[Data records]

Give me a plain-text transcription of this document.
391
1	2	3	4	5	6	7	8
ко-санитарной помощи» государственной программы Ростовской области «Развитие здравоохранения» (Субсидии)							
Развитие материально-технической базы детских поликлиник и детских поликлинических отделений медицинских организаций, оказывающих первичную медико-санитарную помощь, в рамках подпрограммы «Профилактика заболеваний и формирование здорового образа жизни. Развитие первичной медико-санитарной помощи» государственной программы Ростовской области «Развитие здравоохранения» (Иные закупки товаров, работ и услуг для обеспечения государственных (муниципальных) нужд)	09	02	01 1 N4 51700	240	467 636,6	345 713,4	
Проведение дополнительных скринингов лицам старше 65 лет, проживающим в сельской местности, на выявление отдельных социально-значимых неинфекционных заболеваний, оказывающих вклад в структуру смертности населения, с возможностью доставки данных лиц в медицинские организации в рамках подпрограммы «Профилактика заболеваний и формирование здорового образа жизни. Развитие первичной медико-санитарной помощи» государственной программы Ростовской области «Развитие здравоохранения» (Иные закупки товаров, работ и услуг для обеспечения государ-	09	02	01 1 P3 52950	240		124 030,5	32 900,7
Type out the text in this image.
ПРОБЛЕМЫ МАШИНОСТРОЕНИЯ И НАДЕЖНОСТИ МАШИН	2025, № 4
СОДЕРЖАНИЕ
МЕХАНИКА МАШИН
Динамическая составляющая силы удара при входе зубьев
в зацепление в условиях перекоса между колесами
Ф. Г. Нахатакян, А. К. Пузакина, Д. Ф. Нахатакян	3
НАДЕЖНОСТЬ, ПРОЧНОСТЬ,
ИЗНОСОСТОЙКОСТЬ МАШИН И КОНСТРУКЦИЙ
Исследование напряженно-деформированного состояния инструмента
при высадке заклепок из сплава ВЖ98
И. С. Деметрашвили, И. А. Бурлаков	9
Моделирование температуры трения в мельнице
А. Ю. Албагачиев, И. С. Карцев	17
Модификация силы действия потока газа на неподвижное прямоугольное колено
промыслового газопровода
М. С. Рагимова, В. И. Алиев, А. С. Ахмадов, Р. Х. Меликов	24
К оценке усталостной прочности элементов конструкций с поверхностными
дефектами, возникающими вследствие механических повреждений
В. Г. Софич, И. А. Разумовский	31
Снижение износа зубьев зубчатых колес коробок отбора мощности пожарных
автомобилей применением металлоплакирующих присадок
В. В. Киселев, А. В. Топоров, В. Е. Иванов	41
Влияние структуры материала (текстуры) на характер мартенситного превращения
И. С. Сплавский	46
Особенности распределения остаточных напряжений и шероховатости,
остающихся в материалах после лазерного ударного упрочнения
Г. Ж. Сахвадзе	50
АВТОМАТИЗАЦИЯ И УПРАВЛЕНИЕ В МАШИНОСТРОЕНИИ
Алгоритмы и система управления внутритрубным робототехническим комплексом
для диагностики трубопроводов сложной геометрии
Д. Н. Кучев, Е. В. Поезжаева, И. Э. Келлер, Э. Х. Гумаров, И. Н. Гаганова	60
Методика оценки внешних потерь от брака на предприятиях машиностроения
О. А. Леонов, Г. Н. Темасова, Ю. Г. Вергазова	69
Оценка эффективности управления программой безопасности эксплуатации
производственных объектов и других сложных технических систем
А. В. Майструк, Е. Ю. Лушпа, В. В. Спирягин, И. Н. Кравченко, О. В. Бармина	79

# Set problem
Among the entries above, how many lines include the word "рамках"? Reply with the number only.

# Response to this exercise
2